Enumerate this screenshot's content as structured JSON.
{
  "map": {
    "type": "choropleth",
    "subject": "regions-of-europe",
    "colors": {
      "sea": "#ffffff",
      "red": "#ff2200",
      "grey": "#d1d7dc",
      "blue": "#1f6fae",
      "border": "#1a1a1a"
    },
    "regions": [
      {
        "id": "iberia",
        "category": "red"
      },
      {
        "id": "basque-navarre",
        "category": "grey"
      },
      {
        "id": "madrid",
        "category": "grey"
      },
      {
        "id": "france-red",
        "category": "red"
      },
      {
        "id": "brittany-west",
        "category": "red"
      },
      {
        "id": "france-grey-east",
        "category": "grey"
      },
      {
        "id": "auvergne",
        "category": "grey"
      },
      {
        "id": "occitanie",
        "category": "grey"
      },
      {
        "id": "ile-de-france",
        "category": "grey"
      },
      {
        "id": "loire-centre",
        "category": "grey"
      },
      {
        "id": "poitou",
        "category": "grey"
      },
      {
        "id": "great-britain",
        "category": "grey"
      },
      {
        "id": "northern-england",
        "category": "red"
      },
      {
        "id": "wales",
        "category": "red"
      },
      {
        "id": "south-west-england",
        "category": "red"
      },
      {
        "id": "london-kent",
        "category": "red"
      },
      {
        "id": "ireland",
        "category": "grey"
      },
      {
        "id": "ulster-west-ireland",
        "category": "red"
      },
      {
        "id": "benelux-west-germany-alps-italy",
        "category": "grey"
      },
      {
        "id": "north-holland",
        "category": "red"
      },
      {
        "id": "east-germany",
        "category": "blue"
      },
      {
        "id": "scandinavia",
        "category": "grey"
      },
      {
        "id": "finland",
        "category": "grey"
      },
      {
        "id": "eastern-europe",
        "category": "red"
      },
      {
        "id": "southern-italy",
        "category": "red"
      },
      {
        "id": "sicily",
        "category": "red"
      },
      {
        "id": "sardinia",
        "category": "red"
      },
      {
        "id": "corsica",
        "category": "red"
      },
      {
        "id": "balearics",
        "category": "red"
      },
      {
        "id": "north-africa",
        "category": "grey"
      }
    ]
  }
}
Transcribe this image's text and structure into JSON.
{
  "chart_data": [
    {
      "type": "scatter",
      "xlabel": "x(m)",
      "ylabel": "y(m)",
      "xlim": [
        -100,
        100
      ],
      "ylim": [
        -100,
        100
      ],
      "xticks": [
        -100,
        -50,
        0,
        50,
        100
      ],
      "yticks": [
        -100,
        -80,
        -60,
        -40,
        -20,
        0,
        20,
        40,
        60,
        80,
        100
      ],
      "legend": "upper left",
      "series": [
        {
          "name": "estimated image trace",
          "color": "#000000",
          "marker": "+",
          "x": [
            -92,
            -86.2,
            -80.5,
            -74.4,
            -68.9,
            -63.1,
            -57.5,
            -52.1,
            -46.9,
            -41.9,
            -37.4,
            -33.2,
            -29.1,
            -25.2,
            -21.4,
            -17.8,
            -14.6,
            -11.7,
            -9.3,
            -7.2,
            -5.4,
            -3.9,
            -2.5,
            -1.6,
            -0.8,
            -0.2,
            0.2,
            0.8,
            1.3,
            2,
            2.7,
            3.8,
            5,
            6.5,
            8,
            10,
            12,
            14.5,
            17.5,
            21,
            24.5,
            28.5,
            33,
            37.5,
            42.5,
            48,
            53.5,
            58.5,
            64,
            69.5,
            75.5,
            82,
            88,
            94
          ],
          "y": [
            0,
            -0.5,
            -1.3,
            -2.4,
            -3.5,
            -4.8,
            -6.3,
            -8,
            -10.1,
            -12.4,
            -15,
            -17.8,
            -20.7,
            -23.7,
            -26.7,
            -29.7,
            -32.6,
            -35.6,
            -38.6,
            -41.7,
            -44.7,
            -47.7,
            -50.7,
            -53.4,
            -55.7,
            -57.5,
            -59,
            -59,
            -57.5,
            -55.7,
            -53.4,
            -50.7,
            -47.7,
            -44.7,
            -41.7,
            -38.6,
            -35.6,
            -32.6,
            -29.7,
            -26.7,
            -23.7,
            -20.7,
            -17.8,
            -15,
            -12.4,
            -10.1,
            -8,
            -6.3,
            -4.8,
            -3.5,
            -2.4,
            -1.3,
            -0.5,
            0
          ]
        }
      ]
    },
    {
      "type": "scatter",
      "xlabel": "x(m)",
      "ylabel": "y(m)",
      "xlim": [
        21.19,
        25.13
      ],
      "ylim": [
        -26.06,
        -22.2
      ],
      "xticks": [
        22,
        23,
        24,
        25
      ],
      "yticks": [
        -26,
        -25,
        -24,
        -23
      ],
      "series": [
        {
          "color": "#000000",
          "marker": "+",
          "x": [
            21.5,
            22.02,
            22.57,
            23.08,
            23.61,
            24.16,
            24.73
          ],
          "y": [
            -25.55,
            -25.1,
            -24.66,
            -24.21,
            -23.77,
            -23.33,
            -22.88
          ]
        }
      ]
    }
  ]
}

########

Lines that hold the word "JSON" are the ones to return, every one of them.

Enumerate this screenshot's content as structured JSON.
Transcribe this image's text and structure into JSON.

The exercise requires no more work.